DIRECTIONS FOR THIS TASK ->
In the following material, identify every line holding the string "nThin" and return it.

SUPPLIED INFORMATION ->
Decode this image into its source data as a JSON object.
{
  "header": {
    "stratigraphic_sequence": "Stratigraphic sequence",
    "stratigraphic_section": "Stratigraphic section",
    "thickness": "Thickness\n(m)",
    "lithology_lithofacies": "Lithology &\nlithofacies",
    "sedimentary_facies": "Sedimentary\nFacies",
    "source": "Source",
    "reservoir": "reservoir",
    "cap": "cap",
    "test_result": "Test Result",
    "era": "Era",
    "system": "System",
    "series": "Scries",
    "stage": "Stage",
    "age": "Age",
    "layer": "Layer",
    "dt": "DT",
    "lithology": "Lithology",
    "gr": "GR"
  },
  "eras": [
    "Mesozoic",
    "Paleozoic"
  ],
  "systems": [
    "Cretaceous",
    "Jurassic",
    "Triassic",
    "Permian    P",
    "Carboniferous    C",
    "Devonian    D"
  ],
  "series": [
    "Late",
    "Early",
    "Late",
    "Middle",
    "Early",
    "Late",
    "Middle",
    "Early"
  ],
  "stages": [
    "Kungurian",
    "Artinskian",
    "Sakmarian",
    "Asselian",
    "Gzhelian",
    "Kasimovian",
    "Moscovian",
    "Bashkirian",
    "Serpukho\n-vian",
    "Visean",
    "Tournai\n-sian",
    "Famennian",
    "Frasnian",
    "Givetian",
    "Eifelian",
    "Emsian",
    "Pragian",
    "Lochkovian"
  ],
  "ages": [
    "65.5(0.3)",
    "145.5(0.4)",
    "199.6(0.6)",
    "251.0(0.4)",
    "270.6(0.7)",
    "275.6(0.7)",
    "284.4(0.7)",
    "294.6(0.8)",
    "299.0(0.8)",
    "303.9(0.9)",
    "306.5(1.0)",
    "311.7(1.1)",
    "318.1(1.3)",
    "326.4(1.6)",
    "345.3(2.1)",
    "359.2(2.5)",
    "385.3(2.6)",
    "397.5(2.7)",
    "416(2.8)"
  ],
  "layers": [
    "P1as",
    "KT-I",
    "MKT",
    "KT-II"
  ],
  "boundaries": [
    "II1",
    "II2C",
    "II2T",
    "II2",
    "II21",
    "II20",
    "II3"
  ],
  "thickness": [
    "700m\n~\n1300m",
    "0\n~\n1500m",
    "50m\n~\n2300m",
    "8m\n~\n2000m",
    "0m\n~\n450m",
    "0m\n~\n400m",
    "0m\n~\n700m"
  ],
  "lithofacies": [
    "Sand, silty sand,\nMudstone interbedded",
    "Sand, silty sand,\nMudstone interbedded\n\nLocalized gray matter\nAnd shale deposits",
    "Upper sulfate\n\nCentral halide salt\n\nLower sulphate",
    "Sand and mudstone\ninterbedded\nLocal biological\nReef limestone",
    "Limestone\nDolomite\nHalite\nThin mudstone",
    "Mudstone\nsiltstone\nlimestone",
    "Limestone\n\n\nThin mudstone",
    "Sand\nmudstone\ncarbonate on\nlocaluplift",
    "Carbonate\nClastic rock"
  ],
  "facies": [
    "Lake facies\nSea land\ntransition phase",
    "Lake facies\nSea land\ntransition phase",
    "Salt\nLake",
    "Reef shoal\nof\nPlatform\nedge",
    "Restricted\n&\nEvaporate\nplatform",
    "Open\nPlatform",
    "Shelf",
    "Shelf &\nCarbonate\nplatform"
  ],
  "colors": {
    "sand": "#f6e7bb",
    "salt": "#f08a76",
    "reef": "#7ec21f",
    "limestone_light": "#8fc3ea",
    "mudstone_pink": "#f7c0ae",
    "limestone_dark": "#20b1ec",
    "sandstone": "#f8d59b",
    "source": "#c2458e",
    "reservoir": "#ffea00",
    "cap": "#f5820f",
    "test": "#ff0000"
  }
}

REPLY ->
    "Limestone\nDolomite\nHalite\nThin mudstone",
    "Limestone\n\n\nThin mudstone",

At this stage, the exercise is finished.